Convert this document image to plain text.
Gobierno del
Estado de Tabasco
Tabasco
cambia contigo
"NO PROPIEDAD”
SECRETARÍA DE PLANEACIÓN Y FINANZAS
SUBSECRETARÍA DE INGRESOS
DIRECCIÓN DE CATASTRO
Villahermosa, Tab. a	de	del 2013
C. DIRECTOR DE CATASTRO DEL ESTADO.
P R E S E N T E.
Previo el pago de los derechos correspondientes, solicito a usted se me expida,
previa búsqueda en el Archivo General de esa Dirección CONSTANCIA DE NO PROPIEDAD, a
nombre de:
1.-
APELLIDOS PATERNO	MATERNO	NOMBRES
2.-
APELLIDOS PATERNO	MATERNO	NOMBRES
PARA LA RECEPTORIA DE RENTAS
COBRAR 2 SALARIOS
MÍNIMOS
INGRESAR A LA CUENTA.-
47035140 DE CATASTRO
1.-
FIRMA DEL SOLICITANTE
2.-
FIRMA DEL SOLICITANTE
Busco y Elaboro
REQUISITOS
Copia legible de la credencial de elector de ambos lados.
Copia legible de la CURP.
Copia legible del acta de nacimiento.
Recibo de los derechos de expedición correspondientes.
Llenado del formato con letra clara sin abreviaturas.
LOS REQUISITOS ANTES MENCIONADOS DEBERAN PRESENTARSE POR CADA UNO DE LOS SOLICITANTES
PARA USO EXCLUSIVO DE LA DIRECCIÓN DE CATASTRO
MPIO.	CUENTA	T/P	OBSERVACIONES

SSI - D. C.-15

━━━━━━━━

**Exercise task:** Read through the lines above and collect those that contain the string "REQUISITOS".

**Problem solution:**
REQUISITOS
LOS REQUISITOS ANTES MENCIONADOS DEBERAN PRESENTARSE POR CADA UNO DE LOS SOLICITANTES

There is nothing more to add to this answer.